Start

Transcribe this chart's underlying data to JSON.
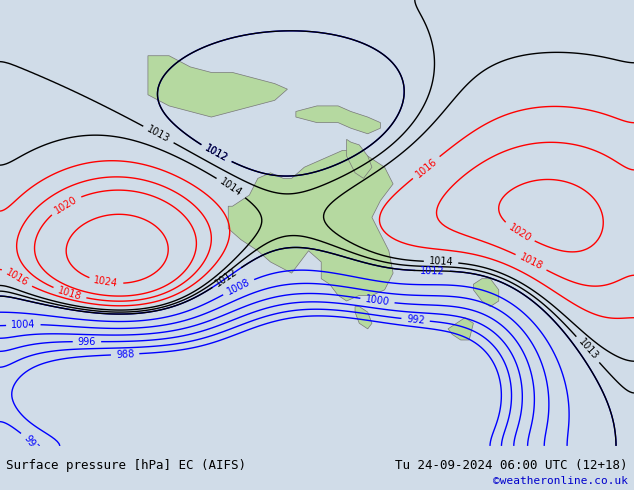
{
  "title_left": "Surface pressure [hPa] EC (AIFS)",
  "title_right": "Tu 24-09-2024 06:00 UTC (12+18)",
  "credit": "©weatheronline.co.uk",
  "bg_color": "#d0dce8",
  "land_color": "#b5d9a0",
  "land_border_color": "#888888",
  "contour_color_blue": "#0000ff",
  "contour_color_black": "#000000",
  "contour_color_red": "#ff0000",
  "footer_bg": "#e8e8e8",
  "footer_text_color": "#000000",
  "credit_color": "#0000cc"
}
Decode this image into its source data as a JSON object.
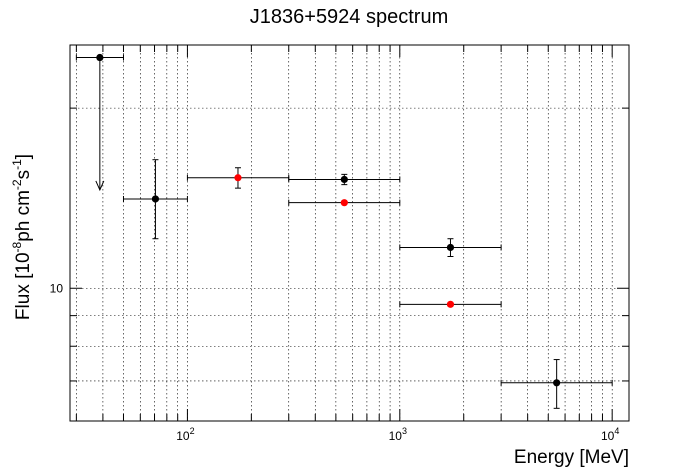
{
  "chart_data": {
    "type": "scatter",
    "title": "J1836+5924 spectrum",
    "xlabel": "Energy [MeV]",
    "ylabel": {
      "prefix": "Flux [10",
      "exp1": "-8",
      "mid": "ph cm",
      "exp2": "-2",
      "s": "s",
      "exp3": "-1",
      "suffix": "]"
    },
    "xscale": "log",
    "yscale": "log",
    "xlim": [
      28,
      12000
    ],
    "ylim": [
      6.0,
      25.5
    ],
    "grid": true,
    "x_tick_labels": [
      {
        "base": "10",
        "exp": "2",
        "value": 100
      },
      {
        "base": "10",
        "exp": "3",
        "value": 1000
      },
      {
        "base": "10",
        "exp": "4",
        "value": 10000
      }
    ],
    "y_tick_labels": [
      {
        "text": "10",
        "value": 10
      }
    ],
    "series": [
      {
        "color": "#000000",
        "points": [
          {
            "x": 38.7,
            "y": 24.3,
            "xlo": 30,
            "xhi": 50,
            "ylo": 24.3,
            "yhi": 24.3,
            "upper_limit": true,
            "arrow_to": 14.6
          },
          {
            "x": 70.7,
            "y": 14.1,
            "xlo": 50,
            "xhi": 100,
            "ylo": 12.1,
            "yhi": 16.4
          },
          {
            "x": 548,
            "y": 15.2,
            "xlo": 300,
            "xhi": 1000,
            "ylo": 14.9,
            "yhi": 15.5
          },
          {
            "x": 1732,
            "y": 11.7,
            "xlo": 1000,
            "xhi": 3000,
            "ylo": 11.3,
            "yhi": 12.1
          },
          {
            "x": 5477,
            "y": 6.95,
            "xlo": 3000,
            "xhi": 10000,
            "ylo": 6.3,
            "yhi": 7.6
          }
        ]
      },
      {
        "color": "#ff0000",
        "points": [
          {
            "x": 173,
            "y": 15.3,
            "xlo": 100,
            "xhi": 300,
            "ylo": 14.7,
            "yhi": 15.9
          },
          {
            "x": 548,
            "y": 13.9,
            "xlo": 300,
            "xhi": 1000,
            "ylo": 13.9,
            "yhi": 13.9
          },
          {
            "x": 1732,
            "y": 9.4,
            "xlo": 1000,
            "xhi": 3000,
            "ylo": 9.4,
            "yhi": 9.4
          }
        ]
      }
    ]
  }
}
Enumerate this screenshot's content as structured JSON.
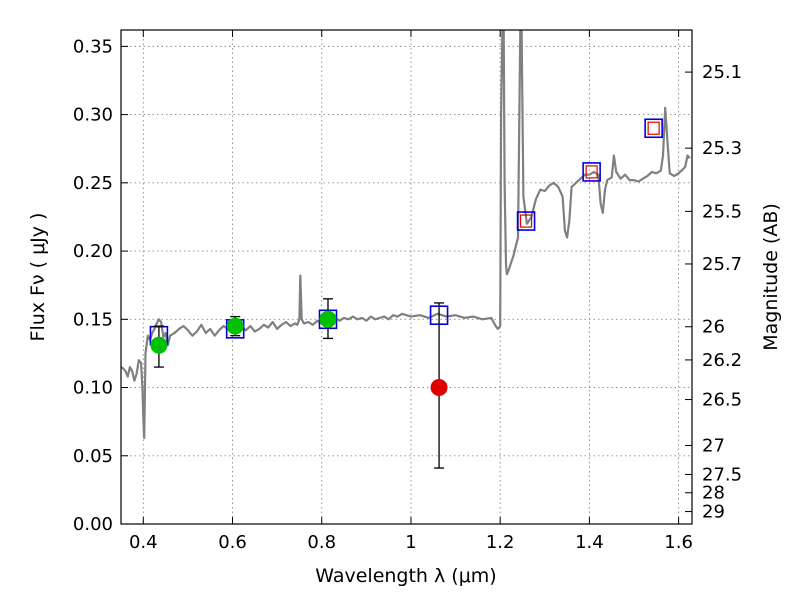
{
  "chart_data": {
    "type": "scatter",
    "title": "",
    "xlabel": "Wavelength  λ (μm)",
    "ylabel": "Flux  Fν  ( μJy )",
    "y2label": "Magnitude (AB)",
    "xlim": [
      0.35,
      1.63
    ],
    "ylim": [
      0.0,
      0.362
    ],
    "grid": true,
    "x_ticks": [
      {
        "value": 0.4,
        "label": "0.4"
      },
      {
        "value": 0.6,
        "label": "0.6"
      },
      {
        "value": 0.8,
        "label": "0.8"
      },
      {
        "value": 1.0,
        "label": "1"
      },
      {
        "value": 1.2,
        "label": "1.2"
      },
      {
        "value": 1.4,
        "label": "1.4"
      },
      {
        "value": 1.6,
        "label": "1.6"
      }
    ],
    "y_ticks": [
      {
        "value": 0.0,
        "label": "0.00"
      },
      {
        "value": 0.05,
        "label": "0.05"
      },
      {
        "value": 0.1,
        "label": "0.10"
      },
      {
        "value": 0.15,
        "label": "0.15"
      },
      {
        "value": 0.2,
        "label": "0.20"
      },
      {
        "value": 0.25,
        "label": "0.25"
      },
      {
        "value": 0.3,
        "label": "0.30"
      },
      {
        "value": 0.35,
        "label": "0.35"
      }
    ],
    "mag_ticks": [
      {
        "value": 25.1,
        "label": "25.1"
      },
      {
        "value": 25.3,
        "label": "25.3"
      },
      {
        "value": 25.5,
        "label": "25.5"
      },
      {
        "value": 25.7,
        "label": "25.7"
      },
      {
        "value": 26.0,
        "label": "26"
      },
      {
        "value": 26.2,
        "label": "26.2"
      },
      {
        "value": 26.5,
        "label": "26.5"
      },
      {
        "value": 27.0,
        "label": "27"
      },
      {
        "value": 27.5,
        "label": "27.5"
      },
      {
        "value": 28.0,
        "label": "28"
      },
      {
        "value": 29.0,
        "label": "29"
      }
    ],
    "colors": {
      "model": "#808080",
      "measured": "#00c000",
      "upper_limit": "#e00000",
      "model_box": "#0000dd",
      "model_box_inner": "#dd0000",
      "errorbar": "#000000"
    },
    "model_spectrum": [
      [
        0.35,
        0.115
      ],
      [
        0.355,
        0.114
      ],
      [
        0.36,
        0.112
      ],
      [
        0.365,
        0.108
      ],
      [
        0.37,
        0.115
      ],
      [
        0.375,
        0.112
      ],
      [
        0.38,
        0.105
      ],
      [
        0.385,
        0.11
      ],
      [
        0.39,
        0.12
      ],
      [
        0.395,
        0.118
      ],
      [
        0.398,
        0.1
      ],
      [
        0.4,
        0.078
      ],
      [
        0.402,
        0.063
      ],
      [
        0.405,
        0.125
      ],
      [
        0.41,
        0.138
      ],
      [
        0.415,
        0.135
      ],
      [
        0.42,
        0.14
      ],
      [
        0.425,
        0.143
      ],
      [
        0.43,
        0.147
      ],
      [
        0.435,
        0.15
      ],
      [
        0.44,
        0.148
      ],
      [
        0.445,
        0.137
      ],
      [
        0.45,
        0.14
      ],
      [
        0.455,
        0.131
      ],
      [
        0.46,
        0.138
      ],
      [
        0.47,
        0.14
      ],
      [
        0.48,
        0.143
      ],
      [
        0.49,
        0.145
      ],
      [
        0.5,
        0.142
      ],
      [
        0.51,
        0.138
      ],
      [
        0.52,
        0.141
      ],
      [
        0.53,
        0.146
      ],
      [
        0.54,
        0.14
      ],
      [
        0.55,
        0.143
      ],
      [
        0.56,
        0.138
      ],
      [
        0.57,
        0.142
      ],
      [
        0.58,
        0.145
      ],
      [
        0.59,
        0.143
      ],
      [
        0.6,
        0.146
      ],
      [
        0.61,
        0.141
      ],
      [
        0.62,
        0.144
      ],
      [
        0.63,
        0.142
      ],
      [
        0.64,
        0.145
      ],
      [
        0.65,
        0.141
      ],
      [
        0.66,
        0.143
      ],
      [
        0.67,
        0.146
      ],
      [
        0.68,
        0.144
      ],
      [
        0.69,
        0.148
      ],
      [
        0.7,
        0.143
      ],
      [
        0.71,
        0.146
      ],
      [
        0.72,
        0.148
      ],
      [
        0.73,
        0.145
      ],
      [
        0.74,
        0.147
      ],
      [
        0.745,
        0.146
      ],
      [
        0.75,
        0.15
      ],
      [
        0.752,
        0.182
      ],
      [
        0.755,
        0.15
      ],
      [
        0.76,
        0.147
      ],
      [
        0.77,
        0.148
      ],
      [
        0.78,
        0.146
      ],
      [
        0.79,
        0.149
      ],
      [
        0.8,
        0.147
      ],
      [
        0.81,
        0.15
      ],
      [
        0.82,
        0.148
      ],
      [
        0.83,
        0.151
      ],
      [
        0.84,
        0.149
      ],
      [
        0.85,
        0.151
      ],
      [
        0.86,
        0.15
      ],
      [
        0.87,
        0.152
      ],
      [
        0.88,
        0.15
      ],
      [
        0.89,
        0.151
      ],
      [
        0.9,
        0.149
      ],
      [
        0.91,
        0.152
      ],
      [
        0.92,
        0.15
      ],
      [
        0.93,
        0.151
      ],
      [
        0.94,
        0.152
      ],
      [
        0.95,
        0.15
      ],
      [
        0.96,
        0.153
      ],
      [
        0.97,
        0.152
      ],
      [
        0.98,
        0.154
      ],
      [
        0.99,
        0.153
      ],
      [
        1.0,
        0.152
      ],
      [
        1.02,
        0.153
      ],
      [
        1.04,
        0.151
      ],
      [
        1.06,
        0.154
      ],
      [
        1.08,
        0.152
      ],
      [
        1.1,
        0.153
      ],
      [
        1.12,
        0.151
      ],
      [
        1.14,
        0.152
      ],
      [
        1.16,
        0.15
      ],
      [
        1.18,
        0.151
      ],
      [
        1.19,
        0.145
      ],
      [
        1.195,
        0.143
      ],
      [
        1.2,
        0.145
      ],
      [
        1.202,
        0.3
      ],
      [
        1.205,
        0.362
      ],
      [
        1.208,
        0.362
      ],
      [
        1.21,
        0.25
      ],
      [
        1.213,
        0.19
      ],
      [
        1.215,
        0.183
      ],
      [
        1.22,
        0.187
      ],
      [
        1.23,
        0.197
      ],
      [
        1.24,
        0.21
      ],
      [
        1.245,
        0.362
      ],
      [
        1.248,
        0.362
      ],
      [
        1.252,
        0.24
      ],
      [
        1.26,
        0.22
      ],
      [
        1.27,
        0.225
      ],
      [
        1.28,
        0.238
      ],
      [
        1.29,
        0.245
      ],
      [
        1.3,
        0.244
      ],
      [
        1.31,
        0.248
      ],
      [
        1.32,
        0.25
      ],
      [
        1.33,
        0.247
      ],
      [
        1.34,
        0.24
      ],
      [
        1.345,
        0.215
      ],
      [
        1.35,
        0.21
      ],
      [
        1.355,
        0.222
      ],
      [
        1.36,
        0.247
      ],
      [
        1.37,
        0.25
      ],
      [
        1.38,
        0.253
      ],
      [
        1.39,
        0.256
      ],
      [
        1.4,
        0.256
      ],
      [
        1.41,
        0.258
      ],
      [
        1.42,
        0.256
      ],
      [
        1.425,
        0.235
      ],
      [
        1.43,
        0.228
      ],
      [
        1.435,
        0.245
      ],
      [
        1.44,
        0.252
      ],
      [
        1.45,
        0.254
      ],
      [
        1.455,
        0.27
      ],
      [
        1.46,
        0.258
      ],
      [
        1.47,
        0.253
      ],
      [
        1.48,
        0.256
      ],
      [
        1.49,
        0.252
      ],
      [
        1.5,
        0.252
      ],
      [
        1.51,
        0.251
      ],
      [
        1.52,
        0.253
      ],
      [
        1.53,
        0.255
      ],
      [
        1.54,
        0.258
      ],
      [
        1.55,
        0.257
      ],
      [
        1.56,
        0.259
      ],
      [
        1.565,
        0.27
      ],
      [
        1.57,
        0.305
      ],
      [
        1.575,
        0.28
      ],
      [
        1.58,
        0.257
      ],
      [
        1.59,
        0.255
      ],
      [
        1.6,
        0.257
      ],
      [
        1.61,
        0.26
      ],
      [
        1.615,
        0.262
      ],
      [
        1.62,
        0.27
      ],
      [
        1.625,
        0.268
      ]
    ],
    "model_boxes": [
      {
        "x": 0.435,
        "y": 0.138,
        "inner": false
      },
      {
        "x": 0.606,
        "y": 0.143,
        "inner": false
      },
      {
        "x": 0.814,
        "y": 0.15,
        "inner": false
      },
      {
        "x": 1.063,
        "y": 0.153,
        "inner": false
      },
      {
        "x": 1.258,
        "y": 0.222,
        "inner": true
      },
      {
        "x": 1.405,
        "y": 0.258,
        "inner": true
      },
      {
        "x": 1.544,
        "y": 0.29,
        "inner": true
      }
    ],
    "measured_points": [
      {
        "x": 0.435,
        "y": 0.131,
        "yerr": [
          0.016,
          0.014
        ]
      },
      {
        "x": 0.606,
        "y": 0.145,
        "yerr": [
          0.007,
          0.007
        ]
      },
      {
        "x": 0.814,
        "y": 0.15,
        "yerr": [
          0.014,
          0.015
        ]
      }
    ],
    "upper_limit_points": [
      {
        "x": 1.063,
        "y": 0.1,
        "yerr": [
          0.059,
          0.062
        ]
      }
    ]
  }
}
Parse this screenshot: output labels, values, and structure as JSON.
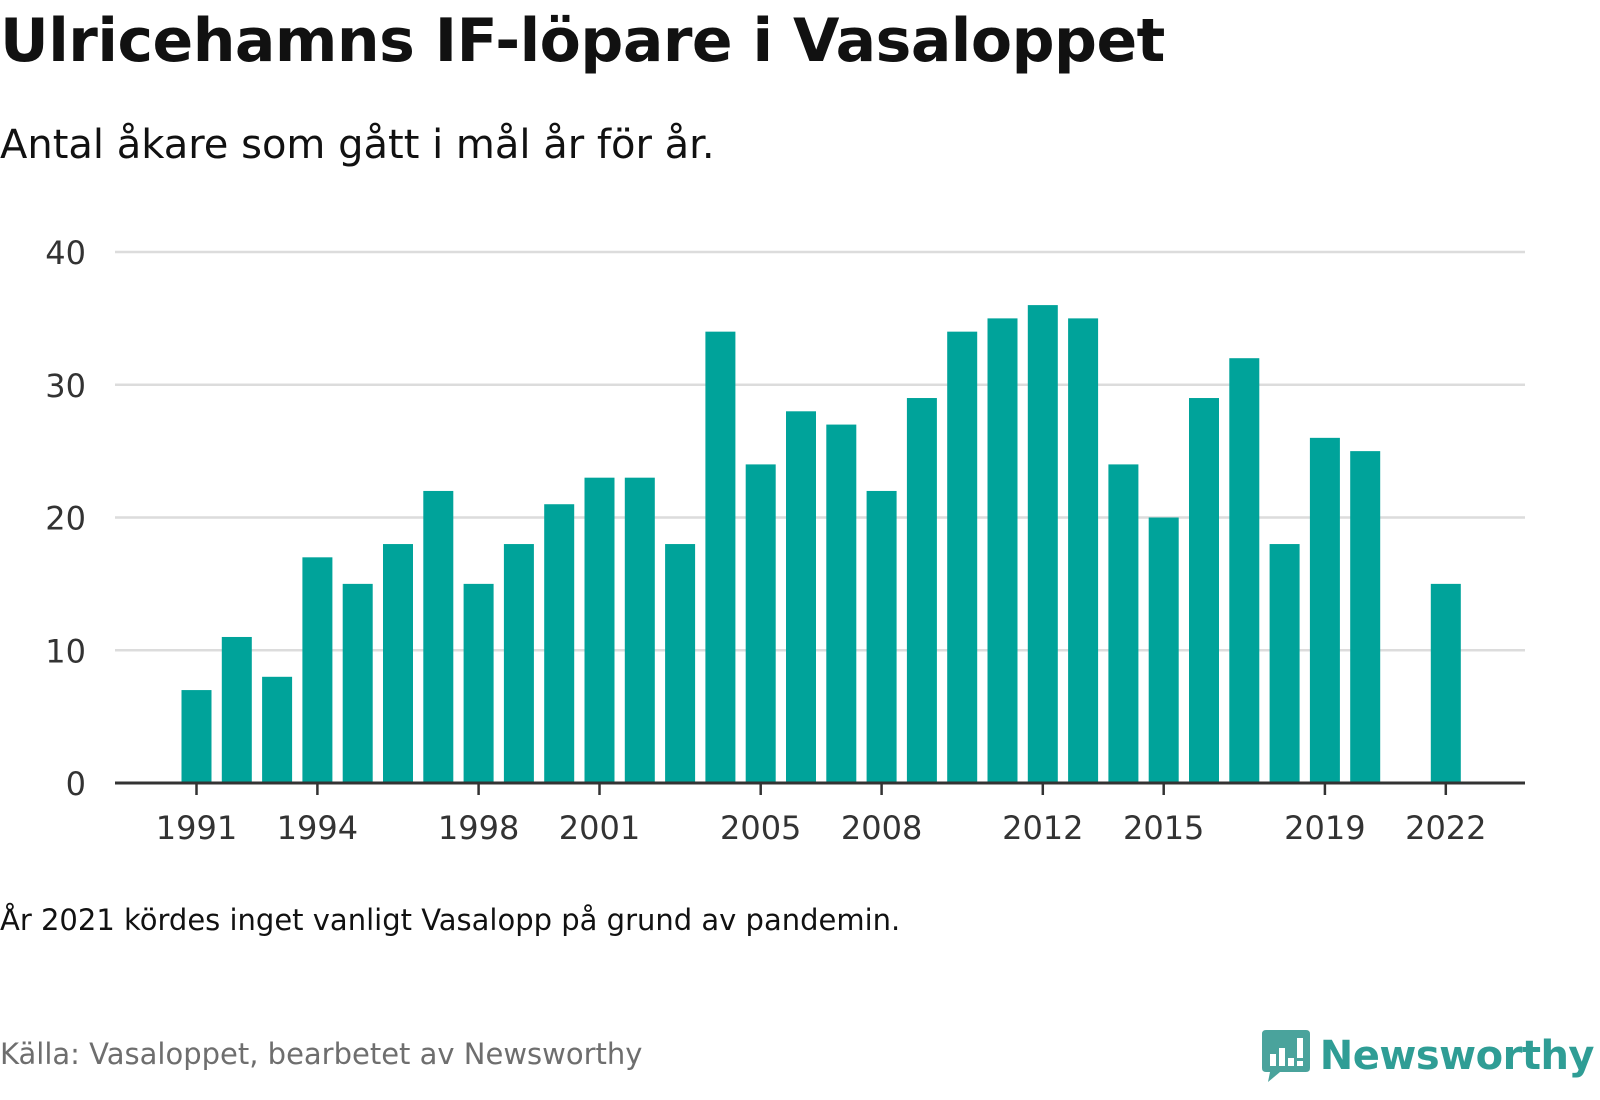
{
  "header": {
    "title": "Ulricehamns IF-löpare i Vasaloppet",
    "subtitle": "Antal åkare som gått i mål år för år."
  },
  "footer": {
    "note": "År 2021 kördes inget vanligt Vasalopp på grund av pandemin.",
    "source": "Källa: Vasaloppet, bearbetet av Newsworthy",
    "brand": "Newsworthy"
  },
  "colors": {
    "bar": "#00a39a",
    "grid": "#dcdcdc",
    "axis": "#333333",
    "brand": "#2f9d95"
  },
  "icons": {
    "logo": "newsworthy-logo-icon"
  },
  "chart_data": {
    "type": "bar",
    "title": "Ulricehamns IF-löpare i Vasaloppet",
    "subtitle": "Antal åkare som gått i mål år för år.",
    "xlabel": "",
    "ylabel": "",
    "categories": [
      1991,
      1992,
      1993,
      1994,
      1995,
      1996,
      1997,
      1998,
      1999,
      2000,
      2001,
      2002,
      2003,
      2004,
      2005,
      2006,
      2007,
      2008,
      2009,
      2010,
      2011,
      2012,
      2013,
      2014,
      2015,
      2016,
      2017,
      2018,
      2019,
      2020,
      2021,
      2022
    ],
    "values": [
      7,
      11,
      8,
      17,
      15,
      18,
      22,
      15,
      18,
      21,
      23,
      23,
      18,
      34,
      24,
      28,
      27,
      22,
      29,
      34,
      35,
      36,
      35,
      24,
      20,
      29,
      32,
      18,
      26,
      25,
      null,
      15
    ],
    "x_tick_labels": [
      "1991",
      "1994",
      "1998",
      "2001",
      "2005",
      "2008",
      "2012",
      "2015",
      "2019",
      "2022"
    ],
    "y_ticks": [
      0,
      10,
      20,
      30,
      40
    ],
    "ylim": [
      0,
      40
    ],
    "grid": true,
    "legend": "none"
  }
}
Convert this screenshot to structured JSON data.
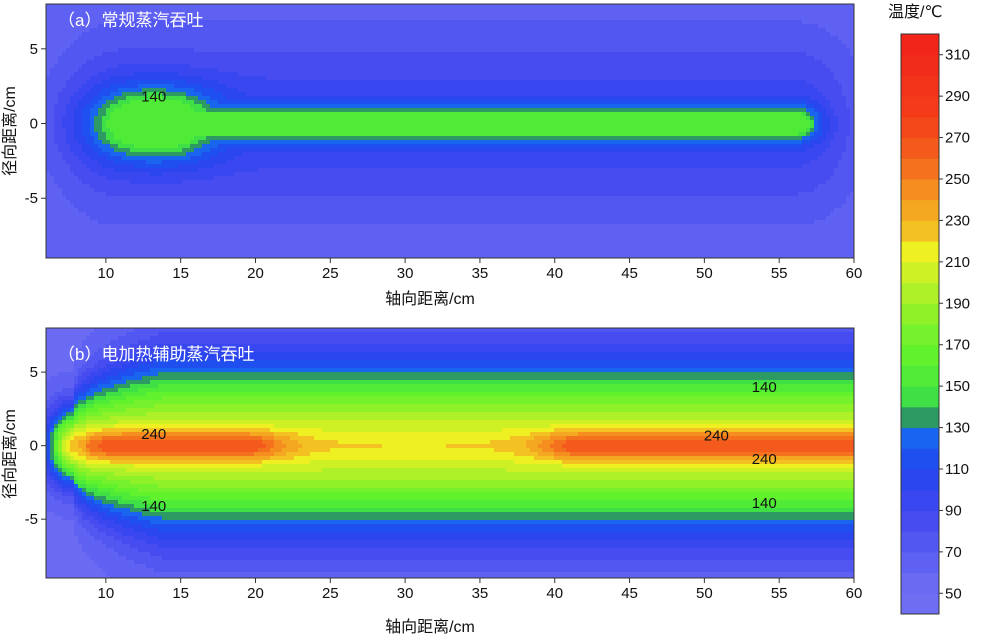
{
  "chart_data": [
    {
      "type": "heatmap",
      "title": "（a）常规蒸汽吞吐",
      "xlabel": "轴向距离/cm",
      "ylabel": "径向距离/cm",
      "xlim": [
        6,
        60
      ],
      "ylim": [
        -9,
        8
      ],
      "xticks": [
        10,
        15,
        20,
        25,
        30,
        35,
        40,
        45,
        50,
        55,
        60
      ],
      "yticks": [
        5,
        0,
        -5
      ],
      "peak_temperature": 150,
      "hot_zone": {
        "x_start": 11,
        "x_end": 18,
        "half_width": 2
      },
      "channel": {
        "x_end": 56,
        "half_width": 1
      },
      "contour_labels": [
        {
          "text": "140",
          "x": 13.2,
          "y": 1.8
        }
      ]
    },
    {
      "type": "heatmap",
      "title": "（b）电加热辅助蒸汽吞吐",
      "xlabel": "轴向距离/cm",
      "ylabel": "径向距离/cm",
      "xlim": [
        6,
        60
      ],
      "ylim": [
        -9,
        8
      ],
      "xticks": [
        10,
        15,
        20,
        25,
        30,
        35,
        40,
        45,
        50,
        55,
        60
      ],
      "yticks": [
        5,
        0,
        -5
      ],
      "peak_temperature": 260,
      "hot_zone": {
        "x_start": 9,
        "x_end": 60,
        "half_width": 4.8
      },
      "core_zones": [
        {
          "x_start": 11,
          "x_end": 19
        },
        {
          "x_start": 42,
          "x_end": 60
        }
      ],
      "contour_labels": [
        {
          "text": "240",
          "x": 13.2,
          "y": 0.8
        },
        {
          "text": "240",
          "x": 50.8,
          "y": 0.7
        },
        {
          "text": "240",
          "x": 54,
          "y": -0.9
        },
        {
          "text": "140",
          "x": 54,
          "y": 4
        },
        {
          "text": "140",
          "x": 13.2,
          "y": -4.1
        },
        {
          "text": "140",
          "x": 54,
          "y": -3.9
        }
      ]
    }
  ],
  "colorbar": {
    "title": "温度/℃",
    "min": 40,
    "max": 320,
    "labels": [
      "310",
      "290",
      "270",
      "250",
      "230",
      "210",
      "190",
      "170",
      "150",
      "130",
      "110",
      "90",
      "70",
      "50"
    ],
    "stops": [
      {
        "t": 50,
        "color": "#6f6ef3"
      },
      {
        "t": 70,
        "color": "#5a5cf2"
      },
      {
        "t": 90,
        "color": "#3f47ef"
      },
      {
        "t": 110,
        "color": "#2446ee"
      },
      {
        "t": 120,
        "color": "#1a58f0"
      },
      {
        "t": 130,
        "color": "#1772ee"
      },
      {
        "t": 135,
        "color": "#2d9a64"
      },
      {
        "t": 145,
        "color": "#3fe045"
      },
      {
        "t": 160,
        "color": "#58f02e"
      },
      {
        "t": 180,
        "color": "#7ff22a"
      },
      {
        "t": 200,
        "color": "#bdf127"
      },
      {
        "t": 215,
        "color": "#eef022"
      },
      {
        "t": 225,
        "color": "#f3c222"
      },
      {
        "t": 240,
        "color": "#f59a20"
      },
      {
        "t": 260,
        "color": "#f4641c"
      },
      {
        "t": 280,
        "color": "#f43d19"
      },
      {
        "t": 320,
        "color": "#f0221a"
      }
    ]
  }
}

End

Work required
Pick out each line containing "this" and report it.

The response
Transcribe this chart's underlying data to JSON.
Decode this image into its source data as a JSON object.
Enumerate this screenshot's content as structured JSON.
Parse this screenshot: output labels, values, and structure as JSON.
Convert this screenshot to structured JSON data.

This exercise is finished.